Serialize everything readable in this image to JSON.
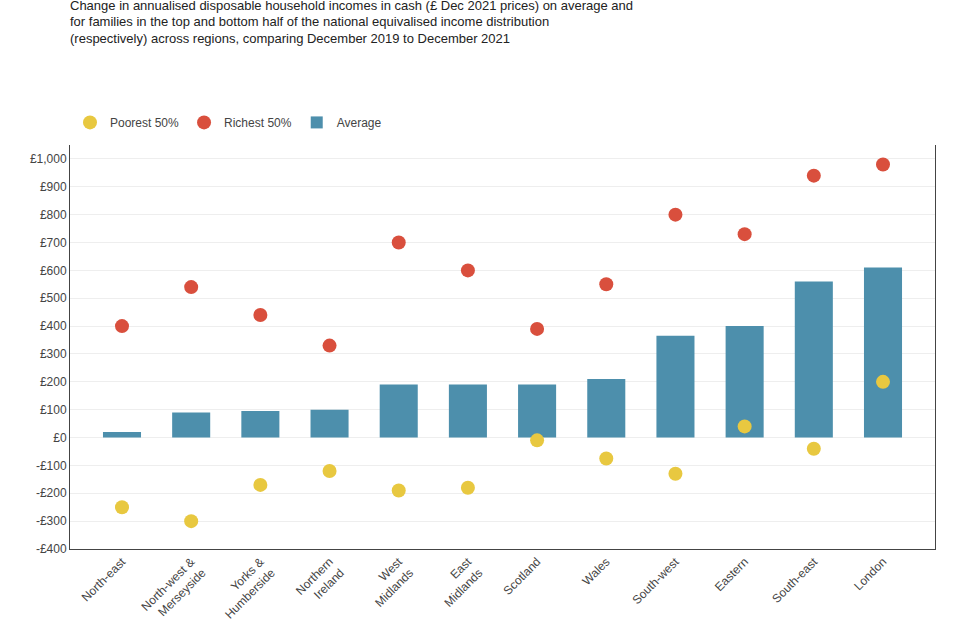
{
  "chart_data": {
    "type": "bar",
    "title": "Change in annualised disposable household incomes in cash (£ Dec 2021 prices) on average and\nfor families in the top and bottom half of the national equivalised income distribution\n(respectively) across regions, comparing December 2019 to December 2021",
    "categories": [
      "North-east",
      "North-west &\nMerseyside",
      "Yorks &\nHumberside",
      "Northern\nIreland",
      "West\nMidlands",
      "East\nMidlands",
      "Scotland",
      "Wales",
      "South-west",
      "Eastern",
      "South-east",
      "London"
    ],
    "series": [
      {
        "name": "Poorest 50%",
        "type": "scatter",
        "marker": "circle",
        "color": "#e8c840",
        "values": [
          -250,
          -300,
          -170,
          -120,
          -190,
          -180,
          -10,
          -75,
          -130,
          40,
          -40,
          200
        ]
      },
      {
        "name": "Richest 50%",
        "type": "scatter",
        "marker": "circle",
        "color": "#d94f3d",
        "values": [
          400,
          540,
          440,
          330,
          700,
          600,
          390,
          550,
          800,
          730,
          940,
          980
        ]
      },
      {
        "name": "Average",
        "type": "bar",
        "color": "#4d8fac",
        "values": [
          20,
          90,
          95,
          100,
          190,
          190,
          190,
          210,
          365,
          400,
          560,
          610
        ]
      }
    ],
    "ylim": [
      -400,
      1050
    ],
    "yticks": [
      {
        "value": -400,
        "label": "-£400"
      },
      {
        "value": -300,
        "label": "-£300"
      },
      {
        "value": -200,
        "label": "-£200"
      },
      {
        "value": -100,
        "label": "-£100"
      },
      {
        "value": 0,
        "label": "£0"
      },
      {
        "value": 100,
        "label": "£100"
      },
      {
        "value": 200,
        "label": "£200"
      },
      {
        "value": 300,
        "label": "£300"
      },
      {
        "value": 400,
        "label": "£400"
      },
      {
        "value": 500,
        "label": "£500"
      },
      {
        "value": 600,
        "label": "£600"
      },
      {
        "value": 700,
        "label": "£700"
      },
      {
        "value": 800,
        "label": "£800"
      },
      {
        "value": 900,
        "label": "£900"
      },
      {
        "value": 1000,
        "label": "£1,000"
      }
    ],
    "grid": true,
    "legend": "upper left"
  }
}
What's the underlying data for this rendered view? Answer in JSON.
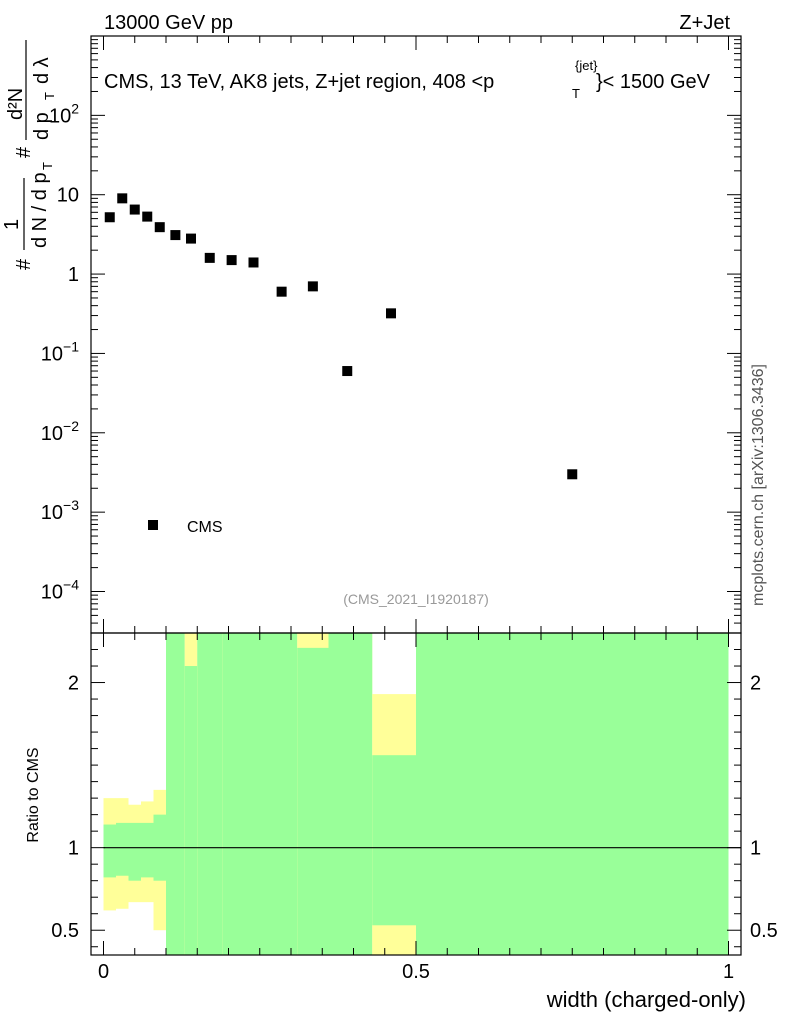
{
  "header": {
    "left": "13000 GeV pp",
    "right": "Z+Jet"
  },
  "plot_title": {
    "prefix": "CMS, 13 TeV, AK8 jets, Z+jet region, 408 <",
    "p": "p",
    "sub": "T",
    "sup": "{jet}",
    "suffix": "}< 1500 GeV"
  },
  "analysis_tag": "(CMS_2021_I1920187)",
  "side_label": "mcplots.cern.ch [arXiv:1306.3436]",
  "colors": {
    "marker": "#000000",
    "band_inner": "#99ff99",
    "band_outer": "#ffff99",
    "axis": "#000000",
    "tag": "#999999"
  },
  "chart_data": [
    {
      "type": "scatter",
      "panel": "main",
      "ylabel_parts": {
        "hash": "#",
        "one": "1",
        "dN": "d N / d p",
        "T": "T",
        "d2N": "d²N",
        "dp": "d p",
        "dl": "d λ"
      },
      "yscale": "log",
      "ylim": [
        3e-05,
        1000
      ],
      "xlim": [
        -0.02,
        1.02
      ],
      "y_ticks": [
        {
          "value": 100,
          "base": "10",
          "exp": "2"
        },
        {
          "value": 10,
          "base": "10",
          "exp": ""
        },
        {
          "value": 1,
          "base": "1",
          "exp": ""
        },
        {
          "value": 0.1,
          "base": "10",
          "exp": "−1"
        },
        {
          "value": 0.01,
          "base": "10",
          "exp": "−2"
        },
        {
          "value": 0.001,
          "base": "10",
          "exp": "−3"
        },
        {
          "value": 0.0001,
          "base": "10",
          "exp": "−4"
        }
      ],
      "series": [
        {
          "name": "CMS",
          "x": [
            0.01,
            0.03,
            0.05,
            0.07,
            0.09,
            0.115,
            0.14,
            0.17,
            0.205,
            0.24,
            0.285,
            0.335,
            0.39,
            0.46,
            0.75
          ],
          "y": [
            5.2,
            9.0,
            6.5,
            5.3,
            3.9,
            3.1,
            2.8,
            1.6,
            1.5,
            1.4,
            0.6,
            0.7,
            0.06,
            0.32,
            0.003
          ]
        }
      ],
      "legend": {
        "label": "CMS",
        "placement": "bottom-left"
      }
    },
    {
      "type": "area",
      "panel": "ratio",
      "ylabel": "Ratio to CMS",
      "xlabel": "width (charged-only)",
      "xlim": [
        -0.02,
        1.02
      ],
      "ylim": [
        0.35,
        2.3
      ],
      "x_ticks": [
        {
          "value": 0,
          "label": "0"
        },
        {
          "value": 0.5,
          "label": "0.5"
        },
        {
          "value": 1,
          "label": "1"
        }
      ],
      "y_ticks": [
        {
          "value": 0.5,
          "label": "0.5"
        },
        {
          "value": 1,
          "label": "1"
        },
        {
          "value": 2,
          "label": "2"
        }
      ],
      "reference_line": 1,
      "bins": [
        {
          "lo": 0.0,
          "hi": 0.02,
          "inner": [
            0.82,
            1.14
          ],
          "outer": [
            0.62,
            1.3
          ]
        },
        {
          "lo": 0.02,
          "hi": 0.04,
          "inner": [
            0.83,
            1.15
          ],
          "outer": [
            0.63,
            1.3
          ]
        },
        {
          "lo": 0.04,
          "hi": 0.06,
          "inner": [
            0.8,
            1.15
          ],
          "outer": [
            0.67,
            1.26
          ]
        },
        {
          "lo": 0.06,
          "hi": 0.08,
          "inner": [
            0.82,
            1.15
          ],
          "outer": [
            0.67,
            1.28
          ]
        },
        {
          "lo": 0.08,
          "hi": 0.1,
          "inner": [
            0.8,
            1.2
          ],
          "outer": [
            0.5,
            1.35
          ]
        },
        {
          "lo": 0.1,
          "hi": 0.13,
          "inner": [
            0.35,
            2.3
          ],
          "outer": [
            0.35,
            2.3
          ]
        },
        {
          "lo": 0.13,
          "hi": 0.15,
          "inner": [
            0.35,
            2.1
          ],
          "outer": [
            0.35,
            2.3
          ]
        },
        {
          "lo": 0.15,
          "hi": 0.19,
          "inner": [
            0.35,
            2.3
          ],
          "outer": [
            0.35,
            2.3
          ]
        },
        {
          "lo": 0.19,
          "hi": 0.22,
          "inner": [
            0.35,
            2.3
          ],
          "outer": [
            0.35,
            2.3
          ]
        },
        {
          "lo": 0.22,
          "hi": 0.26,
          "inner": [
            0.35,
            2.3
          ],
          "outer": [
            0.35,
            2.3
          ]
        },
        {
          "lo": 0.26,
          "hi": 0.31,
          "inner": [
            0.35,
            2.3
          ],
          "outer": [
            0.35,
            2.3
          ]
        },
        {
          "lo": 0.31,
          "hi": 0.36,
          "inner": [
            0.35,
            2.21
          ],
          "outer": [
            0.35,
            2.3
          ]
        },
        {
          "lo": 0.36,
          "hi": 0.43,
          "inner": [
            0.35,
            2.3
          ],
          "outer": [
            0.35,
            2.3
          ]
        },
        {
          "lo": 0.43,
          "hi": 0.5,
          "inner": [
            0.53,
            1.56
          ],
          "outer": [
            0.35,
            1.93
          ]
        },
        {
          "lo": 0.5,
          "hi": 1.0,
          "inner": [
            0.35,
            2.3
          ],
          "outer": [
            0.35,
            2.3
          ]
        }
      ]
    }
  ]
}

◆ **Task**:
Reproduce the listing above exactly, excluding all pictures.

◆ **Answer to this problem**:
Serialize everything readable in this image to JSON.
{
  "chart_data": {
    "type": "bar",
    "title": "Change in annualised disposable household incomes in cash (£ Dec 2021 prices) on average and\nfor families in the top and bottom half of the national equivalised income distribution\n(respectively) across regions, comparing December 2019 to December 2021",
    "categories": [
      "North-east",
      "North-west &\nMerseyside",
      "Yorks &\nHumberside",
      "Northern\nIreland",
      "West\nMidlands",
      "East\nMidlands",
      "Scotland",
      "Wales",
      "South-west",
      "Eastern",
      "South-east",
      "London"
    ],
    "series": [
      {
        "name": "Poorest 50%",
        "type": "scatter",
        "marker": "circle",
        "color": "#e8c840",
        "values": [
          -250,
          -300,
          -170,
          -120,
          -190,
          -180,
          -10,
          -75,
          -130,
          40,
          -40,
          200
        ]
      },
      {
        "name": "Richest 50%",
        "type": "scatter",
        "marker": "circle",
        "color": "#d94f3d",
        "values": [
          400,
          540,
          440,
          330,
          700,
          600,
          390,
          550,
          800,
          730,
          940,
          980
        ]
      },
      {
        "name": "Average",
        "type": "bar",
        "color": "#4d8fac",
        "values": [
          20,
          90,
          95,
          100,
          190,
          190,
          190,
          210,
          365,
          400,
          560,
          610
        ]
      }
    ],
    "ylim": [
      -400,
      1050
    ],
    "yticks": [
      {
        "value": -400,
        "label": "-£400"
      },
      {
        "value": -300,
        "label": "-£300"
      },
      {
        "value": -200,
        "label": "-£200"
      },
      {
        "value": -100,
        "label": "-£100"
      },
      {
        "value": 0,
        "label": "£0"
      },
      {
        "value": 100,
        "label": "£100"
      },
      {
        "value": 200,
        "label": "£200"
      },
      {
        "value": 300,
        "label": "£300"
      },
      {
        "value": 400,
        "label": "£400"
      },
      {
        "value": 500,
        "label": "£500"
      },
      {
        "value": 600,
        "label": "£600"
      },
      {
        "value": 700,
        "label": "£700"
      },
      {
        "value": 800,
        "label": "£800"
      },
      {
        "value": 900,
        "label": "£900"
      },
      {
        "value": 1000,
        "label": "£1,000"
      }
    ],
    "grid": true,
    "legend": "upper left"
  }
}
What's the underlying data for this rendered view? Answer in JSON.
{
  "header": {
    "left": "13000 GeV pp",
    "right": "Z+Jet"
  },
  "plot_title": {
    "prefix": "CMS, 13 TeV, AK8 jets, Z+jet region, 408 <",
    "p": "p",
    "sub": "T",
    "sup": "{jet}",
    "suffix": "}< 1500 GeV"
  },
  "analysis_tag": "(CMS_2021_I1920187)",
  "side_label": "mcplots.cern.ch [arXiv:1306.3436]",
  "colors": {
    "marker": "#000000",
    "band_inner": "#99ff99",
    "band_outer": "#ffff99",
    "axis": "#000000",
    "tag": "#999999"
  },
  "chart_data": [
    {
      "type": "scatter",
      "panel": "main",
      "ylabel_parts": {
        "hash": "#",
        "one": "1",
        "dN": "d N / d p",
        "T": "T",
        "d2N": "d²N",
        "dp": "d p",
        "dl": "d λ"
      },
      "yscale": "log",
      "ylim": [
        3e-05,
        1000
      ],
      "xlim": [
        -0.02,
        1.02
      ],
      "y_ticks": [
        {
          "value": 100,
          "base": "10",
          "exp": "2"
        },
        {
          "value": 10,
          "base": "10",
          "exp": ""
        },
        {
          "value": 1,
          "base": "1",
          "exp": ""
        },
        {
          "value": 0.1,
          "base": "10",
          "exp": "−1"
        },
        {
          "value": 0.01,
          "base": "10",
          "exp": "−2"
        },
        {
          "value": 0.001,
          "base": "10",
          "exp": "−3"
        },
        {
          "value": 0.0001,
          "base": "10",
          "exp": "−4"
        }
      ],
      "series": [
        {
          "name": "CMS",
          "x": [
            0.01,
            0.03,
            0.05,
            0.07,
            0.09,
            0.115,
            0.14,
            0.17,
            0.205,
            0.24,
            0.285,
            0.335,
            0.39,
            0.46,
            0.75
          ],
          "y": [
            5.2,
            9.0,
            6.5,
            5.3,
            3.9,
            3.1,
            2.8,
            1.6,
            1.5,
            1.4,
            0.6,
            0.7,
            0.06,
            0.32,
            0.003
          ]
        }
      ],
      "legend": {
        "label": "CMS",
        "placement": "bottom-left"
      }
    },
    {
      "type": "area",
      "panel": "ratio",
      "ylabel": "Ratio to CMS",
      "xlabel": "width (charged-only)",
      "xlim": [
        -0.02,
        1.02
      ],
      "ylim": [
        0.35,
        2.3
      ],
      "x_ticks": [
        {
          "value": 0,
          "label": "0"
        },
        {
          "value": 0.5,
          "label": "0.5"
        },
        {
          "value": 1,
          "label": "1"
        }
      ],
      "y_ticks": [
        {
          "value": 0.5,
          "label": "0.5"
        },
        {
          "value": 1,
          "label": "1"
        },
        {
          "value": 2,
          "label": "2"
        }
      ],
      "reference_line": 1,
      "bins": [
        {
          "lo": 0.0,
          "hi": 0.02,
          "inner": [
            0.82,
            1.14
          ],
          "outer": [
            0.62,
            1.3
          ]
        },
        {
          "lo": 0.02,
          "hi": 0.04,
          "inner": [
            0.83,
            1.15
          ],
          "outer": [
            0.63,
            1.3
          ]
        },
        {
          "lo": 0.04,
          "hi": 0.06,
          "inner": [
            0.8,
            1.15
          ],
          "outer": [
            0.67,
            1.26
          ]
        },
        {
          "lo": 0.06,
          "hi": 0.08,
          "inner": [
            0.82,
            1.15
          ],
          "outer": [
            0.67,
            1.28
          ]
        },
        {
          "lo": 0.08,
          "hi": 0.1,
          "inner": [
            0.8,
            1.2
          ],
          "outer": [
            0.5,
            1.35
          ]
        },
        {
          "lo": 0.1,
          "hi": 0.13,
          "inner": [
            0.35,
            2.3
          ],
          "outer": [
            0.35,
            2.3
          ]
        },
        {
          "lo": 0.13,
          "hi": 0.15,
          "inner": [
            0.35,
            2.1
          ],
          "outer": [
            0.35,
            2.3
          ]
        },
        {
          "lo": 0.15,
          "hi": 0.19,
          "inner": [
            0.35,
            2.3
          ],
          "outer": [
            0.35,
            2.3
          ]
        },
        {
          "lo": 0.19,
          "hi": 0.22,
          "inner": [
            0.35,
            2.3
          ],
          "outer": [
            0.35,
            2.3
          ]
        },
        {
          "lo": 0.22,
          "hi": 0.26,
          "inner": [
            0.35,
            2.3
          ],
          "outer": [
            0.35,
            2.3
          ]
        },
        {
          "lo": 0.26,
          "hi": 0.31,
          "inner": [
            0.35,
            2.3
          ],
          "outer": [
            0.35,
            2.3
          ]
        },
        {
          "lo": 0.31,
          "hi": 0.36,
          "inner": [
            0.35,
            2.21
          ],
          "outer": [
            0.35,
            2.3
          ]
        },
        {
          "lo": 0.36,
          "hi": 0.43,
          "inner": [
            0.35,
            2.3
          ],
          "outer": [
            0.35,
            2.3
          ]
        },
        {
          "lo": 0.43,
          "hi": 0.5,
          "inner": [
            0.53,
            1.56
          ],
          "outer": [
            0.35,
            1.93
          ]
        },
        {
          "lo": 0.5,
          "hi": 1.0,
          "inner": [
            0.35,
            2.3
          ],
          "outer": [
            0.35,
            2.3
          ]
        }
      ]
    }
  ]
}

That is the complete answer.